■ Your objective:
Apart from the images, reproduce every record word for word.

[Dataset records — start]

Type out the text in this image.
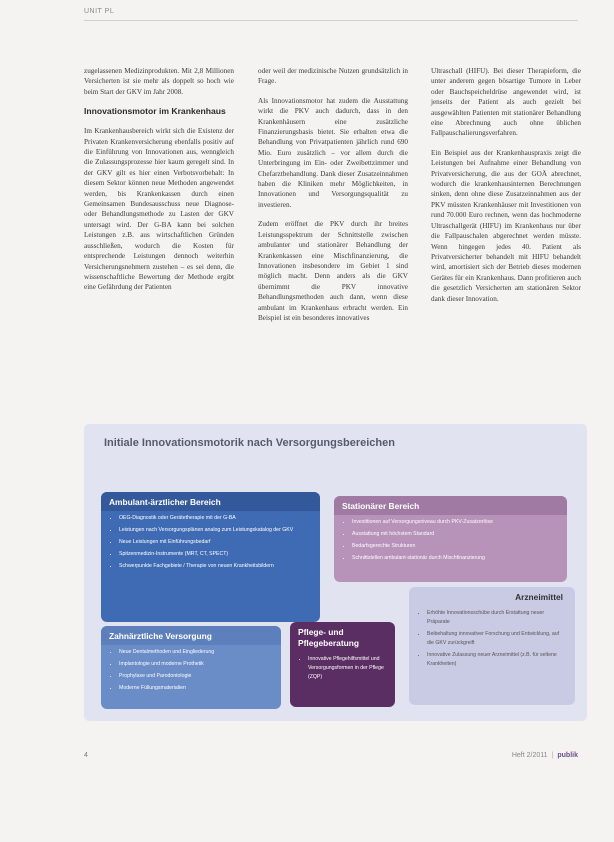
UNIT PL

zugelassenen Medizinprodukten. Mit 2,8 Millionen Versicherten ist sie mehr als doppelt so hoch wie beim Start der GKV im Jahr 2008.

Innovationsmotor im Krankenhaus

Im Krankenhausbereich wirkt sich die Existenz der Privaten Krankenversicherung ebenfalls positiv auf die Einführung von Innovationen aus, wenngleich die Zulassungsprozesse hier kaum geregelt sind. In der GKV gilt es hier einen Verbotsvorbehalt: In diesem Sektor können neue Methoden angewendet werden, bis Krankenkassen durch einen Gemeinsamen Bundesausschuss neue Diagnose- oder Behandlungsmethode zu Lasten der GKV untersagt wird. Der G-BA kann bei solchen Leistungen z.B. aus wirtschaftlichen Gründen ausschließen, wodurch die Kosten für entsprechende Leistungen dennoch weiterhin Versicherungsnehmern zustehen – es sei denn, die wissenschaftliche Bewertung der Methode ergibt eine Gefährdung der Patienten

oder weil der medizinische Nutzen grundsätzlich in Frage.

Als Innovationsmotor hat zudem die Ausstattung wirkt die PKV auch dadurch, dass in den Krankenhäusern eine zusätzliche Finanzierungsbasis bietet. Sie erhalten etwa die Behandlung von Privatpatienten jährlich rund 690 Mio. Euro zusätzlich – vor allem durch die Unterbringung im Ein- oder Zweibettzimmer und Chefarztbehandlung. Dank dieser Zusatzeinnahmen haben die Kliniken mehr Möglichkeiten, in Innovationen und Versorgungsqualität zu investieren.

Zudem eröffnet die PKV durch ihr breites Leistungsspektrum der Schnittstelle zwischen ambulanter und stationärer Behandlung der Krankenkassen eine Mischfinanzierung, die Innovationen insbesondere im Gebiet 1 sind möglich macht. Denn anders als die GKV übernimmt die PKV innovative Behandlungsmethoden auch dann, wenn diese ambulant im Krankenhaus erbracht werden. Ein Beispiel ist ein besonderes innovatives

Ultraschall (HIFU). Bei dieser Therapieform, die unter anderem gegen bösartige Tumore in Leber oder Bauchspeicheldrüse angewendet wird, ist jenseits der Patient als auch gezielt bei ausgewählten Patienten mit stationärer Behandlung eine Abrechnung auch ohne üblichen Fallpauschalierungsverfahren.

Ein Beispiel aus der Krankenhauspraxis zeigt die Leistungen bei Aufnahme einer Behandlung von Privatversicherung, die aus der GOÄ abrechnet, wodurch die krankenhausinternen Berechnungen sinken, denn ohne diese Zusatzeinnahmen aus der PKV müssten Krankenhäuser mit Investitionen von rund 70.000 Euro rechnen, wenn das hochmoderne Ultraschallgerät (HIFU) im Krankenhaus nur über die Fallpauschalen abgerechnet werden müsste. Wenn hingegen jedes 40. Patient als Privatversicherter behandelt mit HIFU behandelt wird, amortisiert sich der Betrieb dieses modernen Gerätes für ein Krankenhaus. Dann profitieren auch die gesetzlich Versicherten am stationären Sektor dank dieser Innovation.

Initiale Innovationsmotorik nach Versorgungsbereichen
Ambulant-ärztlicher Bereich
• OEG-Diagnostik oder Gerätetherapie mit der G-BA
• Leistungen nach Versorgungsplänen analog zum Leistungskatalog der GKV
• Neue Leistungen mit Einführungsbedarf
• Spitzenmedizin-Instrumente (MRT, CT, SPECT)
• Schwerpunkte Fachgebiete / Therapie von neuen Krankheitsbildern
Stationärer Bereich
• Investitionen auf Versorgungsniveau durch PKV-Zusatzerlöse
• Ausstattung mit höchstem Standard
• Bedarfsgerechte Strukturen
• Schnittstellen ambulant-stationär durch Mischfinanzierung
Arzneimittel
• Erhöhte Innovationsschübe durch Erstattung neuer Präparate
• Beibehaltung innovativer Forschung und Entwicklung, auf die GKV zurückgreift
• Innovative Zulassung neuer Arzneimittel (z.B. für seltene Krankheiten)
Zahnärztliche Versorgung
• Neue Dentalmethoden und Eingliederung
• Implantologie und moderne Prothetik
• Prophylaxe und Parodontologie
• Moderne Füllungsmaterialien
Pflege- und Pflegeberatung
• Innovative Pflegehilfsmittel und Versorgungsformen in der Pflege (ZQP)
4	Heft 2/2011 | publik
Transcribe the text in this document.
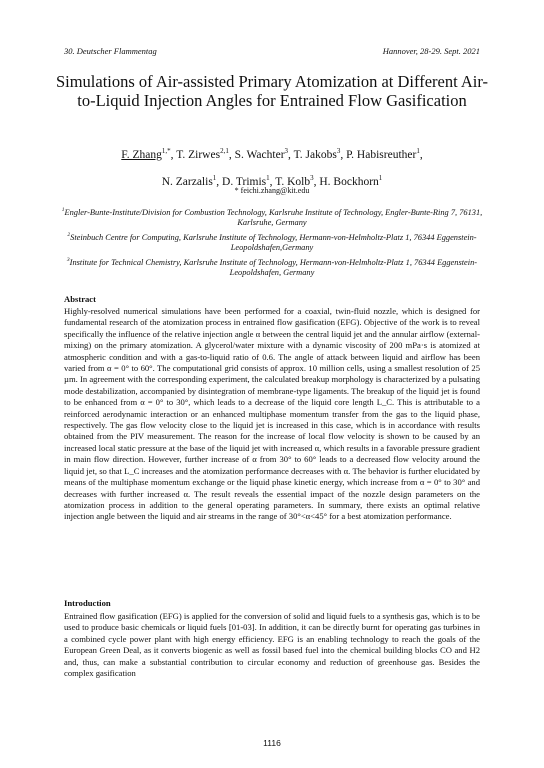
30. Deutscher Flammentag	Hannover, 28-29. Sept. 2021
Simulations of Air-assisted Primary Atomization at Different Air-to-Liquid Injection Angles for Entrained Flow Gasification
F. Zhang$^{1,*}$, T. Zirwes$^{2,1}$, S. Wachter$^3$, T. Jakobs$^3$, P. Habisreuther$^1$,
N. Zarzalis$^1$, D. Trimis$^1$, T. Kolb$^3$, H. Bockhorn$^1$
* feichi.zhang@kit.edu

$^1$Engler-Bunte-Institute/Division for Combustion Technology, Karlsruhe Institute of Technology, Engler-Bunte-Ring 7, 76131, Karlsruhe, Germany

$^2$Steinbuch Centre for Computing, Karlsruhe Institute of Technology, Hermann-von-Helmholtz-Platz 1, 76344 Eggenstein-Leopoldshafen,Germany

$^3$Institute for Technical Chemistry, Karlsruhe Institute of Technology, Hermann-von-Helmholtz-Platz 1, 76344 Eggenstein-Leopoldshafen, Germany

Abstract
Highly-resolved numerical simulations have been performed for a coaxial, twin-fluid nozzle, which is designed for fundamental research of the atomization process in entrained flow gasification (EFG). Objective of the work is to reveal specifically the influence of the relative injection angle α between the central liquid jet and the annular airflow (external-mixing) on the primary atomization. A glycerol/water mixture with a dynamic viscosity of 200 mPa·s is atomized at atmospheric condition and with a gas-to-liquid ratio of 0.6. The angle of attack between liquid and airflow has been varied from α = 0° to 60°. The computational grid consists of approx. 10 million cells, using a smallest resolution of 25 µm. In agreement with the corresponding experiment, the calculated breakup morphology is characterized by a pulsating mode destabilization, accompanied by disintegration of membrane-type ligaments. The breakup of the liquid jet is found to be enhanced from α = 0° to 30°, which leads to a decrease of the liquid core length L_C. This is attributable to a reinforced aerodynamic interaction or an enhanced multiphase momentum transfer from the gas to the liquid phase, respectively. The gas flow velocity close to the liquid jet is increased in this case, which is in accordance with results obtained from the PIV measurement. The reason for the increase of local flow velocity is shown to be caused by an increased local static pressure at the base of the liquid jet with increased α, which results in a favorable pressure gradient in main flow direction. However, further increase of α from 30° to 60° leads to a decreased flow velocity around the liquid jet, so that L_C increases and the atomization performance decreases with α. The behavior is further elucidated by means of the multiphase momentum exchange or the liquid phase kinetic energy, which increase from α = 0° to 30° and decreases with further increased α. The result reveals the essential impact of the nozzle design parameters on the atomization process in addition to the general operating parameters. In summary, there exists an optimal relative injection angle between the liquid and air streams in the range of 30°<α<45° for a best atomization performance.
Introduction
Entrained flow gasification (EFG) is applied for the conversion of solid and liquid fuels to a synthesis gas, which is to be used to produce basic chemicals or liquid fuels [01-03]. In addition, it can be directly burnt for operating gas turbines in a combined cycle power plant with high energy efficiency. EFG is an enabling technology to reach the goals of the European Green Deal, as it converts biogenic as well as fossil based fuel into the chemical building blocks CO and H2 and, thus, can make a substantial contribution to circular economy and reduction of greenhouse gas. Besides the complex gasification
1116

[Dataset records — finish]

■ The answer:
Type out the text in this image.
UNIT PL

zugelassenen Medizinprodukten. Mit 2,8 Millionen Versicherten ist sie mehr als doppelt so hoch wie beim Start der GKV im Jahr 2008.

Innovationsmotor im Krankenhaus

Im Krankenhausbereich wirkt sich die Existenz der Privaten Krankenversicherung ebenfalls positiv auf die Einführung von Innovationen aus, wenngleich die Zulassungsprozesse hier kaum geregelt sind. In der GKV gilt es hier einen Verbotsvorbehalt: In diesem Sektor können neue Methoden angewendet werden, bis Krankenkassen durch einen Gemeinsamen Bundesausschuss neue Diagnose- oder Behandlungsmethode zu Lasten der GKV untersagt wird. Der G-BA kann bei solchen Leistungen z.B. aus wirtschaftlichen Gründen ausschließen, wodurch die Kosten für entsprechende Leistungen dennoch weiterhin Versicherungsnehmern zustehen – es sei denn, die wissenschaftliche Bewertung der Methode ergibt eine Gefährdung der Patienten

oder weil der medizinische Nutzen grundsätzlich in Frage.

Als Innovationsmotor hat zudem die Ausstattung wirkt die PKV auch dadurch, dass in den Krankenhäusern eine zusätzliche Finanzierungsbasis bietet. Sie erhalten etwa die Behandlung von Privatpatienten jährlich rund 690 Mio. Euro zusätzlich – vor allem durch die Unterbringung im Ein- oder Zweibettzimmer und Chefarztbehandlung. Dank dieser Zusatzeinnahmen haben die Kliniken mehr Möglichkeiten, in Innovationen und Versorgungsqualität zu investieren.

Zudem eröffnet die PKV durch ihr breites Leistungsspektrum der Schnittstelle zwischen ambulanter und stationärer Behandlung der Krankenkassen eine Mischfinanzierung, die Innovationen insbesondere im Gebiet 1 sind möglich macht. Denn anders als die GKV übernimmt die PKV innovative Behandlungsmethoden auch dann, wenn diese ambulant im Krankenhaus erbracht werden. Ein Beispiel ist ein besonderes innovatives

Ultraschall (HIFU). Bei dieser Therapieform, die unter anderem gegen bösartige Tumore in Leber oder Bauchspeicheldrüse angewendet wird, ist jenseits der Patient als auch gezielt bei ausgewählten Patienten mit stationärer Behandlung eine Abrechnung auch ohne üblichen Fallpauschalierungsverfahren.

Ein Beispiel aus der Krankenhauspraxis zeigt die Leistungen bei Aufnahme einer Behandlung von Privatversicherung, die aus der GOÄ abrechnet, wodurch die krankenhausinternen Berechnungen sinken, denn ohne diese Zusatzeinnahmen aus der PKV müssten Krankenhäuser mit Investitionen von rund 70.000 Euro rechnen, wenn das hochmoderne Ultraschallgerät (HIFU) im Krankenhaus nur über die Fallpauschalen abgerechnet werden müsste. Wenn hingegen jedes 40. Patient als Privatversicherter behandelt mit HIFU behandelt wird, amortisiert sich der Betrieb dieses modernen Gerätes für ein Krankenhaus. Dann profitieren auch die gesetzlich Versicherten am stationären Sektor dank dieser Innovation.

Initiale Innovationsmotorik nach Versorgungsbereichen
Ambulant-ärztlicher Bereich
• OEG-Diagnostik oder Gerätetherapie mit der G-BA
• Leistungen nach Versorgungsplänen analog zum Leistungskatalog der GKV
• Neue Leistungen mit Einführungsbedarf
• Spitzenmedizin-Instrumente (MRT, CT, SPECT)
• Schwerpunkte Fachgebiete / Therapie von neuen Krankheitsbildern
Stationärer Bereich
• Investitionen auf Versorgungsniveau durch PKV-Zusatzerlöse
• Ausstattung mit höchstem Standard
• Bedarfsgerechte Strukturen
• Schnittstellen ambulant-stationär durch Mischfinanzierung
Arzneimittel
• Erhöhte Innovationsschübe durch Erstattung neuer Präparate
• Beibehaltung innovativer Forschung und Entwicklung, auf die GKV zurückgreift
• Innovative Zulassung neuer Arzneimittel (z.B. für seltene Krankheiten)
Zahnärztliche Versorgung
• Neue Dentalmethoden und Eingliederung
• Implantologie und moderne Prothetik
• Prophylaxe und Parodontologie
• Moderne Füllungsmaterialien
Pflege- und Pflegeberatung
• Innovative Pflegehilfsmittel und Versorgungsformen in der Pflege (ZQP)
4	Heft 2/2011 | publik
Transcribe the text in this document.
30. Deutscher Flammentag	Hannover, 28-29. Sept. 2021
Simulations of Air-assisted Primary Atomization at Different Air-to-Liquid Injection Angles for Entrained Flow Gasification
F. Zhang$^{1,*}$, T. Zirwes$^{2,1}$, S. Wachter$^3$, T. Jakobs$^3$, P. Habisreuther$^1$,
N. Zarzalis$^1$, D. Trimis$^1$, T. Kolb$^3$, H. Bockhorn$^1$
* feichi.zhang@kit.edu

$^1$Engler-Bunte-Institute/Division for Combustion Technology, Karlsruhe Institute of Technology, Engler-Bunte-Ring 7, 76131, Karlsruhe, Germany

$^2$Steinbuch Centre for Computing, Karlsruhe Institute of Technology, Hermann-von-Helmholtz-Platz 1, 76344 Eggenstein-Leopoldshafen,Germany

$^3$Institute for Technical Chemistry, Karlsruhe Institute of Technology, Hermann-von-Helmholtz-Platz 1, 76344 Eggenstein-Leopoldshafen, Germany

Abstract
Highly-resolved numerical simulations have been performed for a coaxial, twin-fluid nozzle, which is designed for fundamental research of the atomization process in entrained flow gasification (EFG). Objective of the work is to reveal specifically the influence of the relative injection angle α between the central liquid jet and the annular airflow (external-mixing) on the primary atomization. A glycerol/water mixture with a dynamic viscosity of 200 mPa·s is atomized at atmospheric condition and with a gas-to-liquid ratio of 0.6. The angle of attack between liquid and airflow has been varied from α = 0° to 60°. The computational grid consists of approx. 10 million cells, using a smallest resolution of 25 µm. In agreement with the corresponding experiment, the calculated breakup morphology is characterized by a pulsating mode destabilization, accompanied by disintegration of membrane-type ligaments. The breakup of the liquid jet is found to be enhanced from α = 0° to 30°, which leads to a decrease of the liquid core length L_C. This is attributable to a reinforced aerodynamic interaction or an enhanced multiphase momentum transfer from the gas to the liquid phase, respectively. The gas flow velocity close to the liquid jet is increased in this case, which is in accordance with results obtained from the PIV measurement. The reason for the increase of local flow velocity is shown to be caused by an increased local static pressure at the base of the liquid jet with increased α, which results in a favorable pressure gradient in main flow direction. However, further increase of α from 30° to 60° leads to a decreased flow velocity around the liquid jet, so that L_C increases and the atomization performance decreases with α. The behavior is further elucidated by means of the multiphase momentum exchange or the liquid phase kinetic energy, which increase from α = 0° to 30° and decreases with further increased α. The result reveals the essential impact of the nozzle design parameters on the atomization process in addition to the general operating parameters. In summary, there exists an optimal relative injection angle between the liquid and air streams in the range of 30°<α<45° for a best atomization performance.
Introduction
Entrained flow gasification (EFG) is applied for the conversion of solid and liquid fuels to a synthesis gas, which is to be used to produce basic chemicals or liquid fuels [01-03]. In addition, it can be directly burnt for operating gas turbines in a combined cycle power plant with high energy efficiency. EFG is an enabling technology to reach the goals of the European Green Deal, as it converts biogenic as well as fossil based fuel into the chemical building blocks CO and H2 and, thus, can make a substantial contribution to circular economy and reduction of greenhouse gas. Besides the complex gasification
1116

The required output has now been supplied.